Data tied to figure images:
-=-=-

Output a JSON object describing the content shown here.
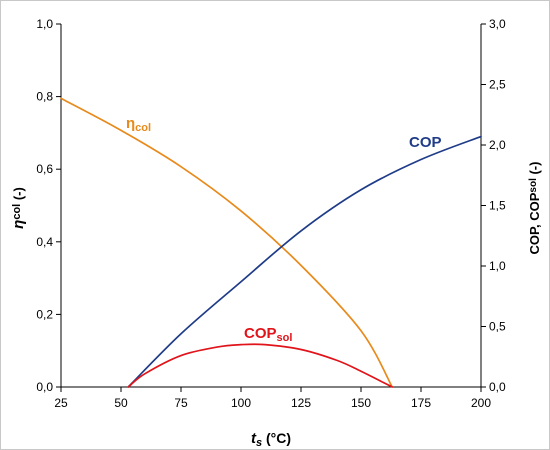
{
  "chart_data": {
    "type": "line",
    "xlabel": {
      "main": "t",
      "sub": "s",
      "unit": " (°C)"
    },
    "ylabel_left": {
      "main": "η",
      "sub": "col",
      "unit": " (-)"
    },
    "ylabel_right": {
      "p1": "COP, COP",
      "sub": "sol",
      "p2": " (-)"
    },
    "xlim": [
      25,
      200
    ],
    "ylim_left": [
      0,
      1
    ],
    "ylim_right": [
      0,
      3
    ],
    "x_ticks": [
      "25",
      "50",
      "75",
      "100",
      "125",
      "150",
      "175",
      "200"
    ],
    "y_left_ticks": [
      "0,0",
      "0,2",
      "0,4",
      "0,6",
      "0,8",
      "1,0"
    ],
    "y_right_ticks": [
      "0,0",
      "0,5",
      "1,0",
      "1,5",
      "2,0",
      "2,5",
      "3,0"
    ],
    "grid": false,
    "series": [
      {
        "key": "eta_col",
        "label_main": "η",
        "label_sub": "col",
        "axis": "left",
        "color": "#E88A1C",
        "x": [
          25,
          50,
          75,
          100,
          125,
          150,
          163
        ],
        "y": [
          0.795,
          0.707,
          0.607,
          0.485,
          0.335,
          0.155,
          0.0
        ]
      },
      {
        "key": "cop",
        "label_main": "COP",
        "label_sub": "",
        "axis": "right",
        "color": "#1F3C88",
        "x": [
          53,
          75,
          100,
          125,
          150,
          175,
          200
        ],
        "y": [
          0.0,
          0.44,
          0.87,
          1.29,
          1.63,
          1.88,
          2.07
        ]
      },
      {
        "key": "cop_sol",
        "label_main": "COP",
        "label_sub": "sol",
        "axis": "right",
        "color": "#E0141A",
        "x": [
          53,
          60,
          75,
          90,
          100,
          110,
          125,
          140,
          150,
          163
        ],
        "y": [
          0.0,
          0.11,
          0.26,
          0.33,
          0.35,
          0.35,
          0.31,
          0.22,
          0.13,
          0.0
        ]
      }
    ]
  }
}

-=-=-

THE EXERCISE:
Copy down every line of the material above that includes the string "color".

ANSWER IN FULL:
        "color": "#E88A1C",
        "color": "#1F3C88",
        "color": "#E0141A",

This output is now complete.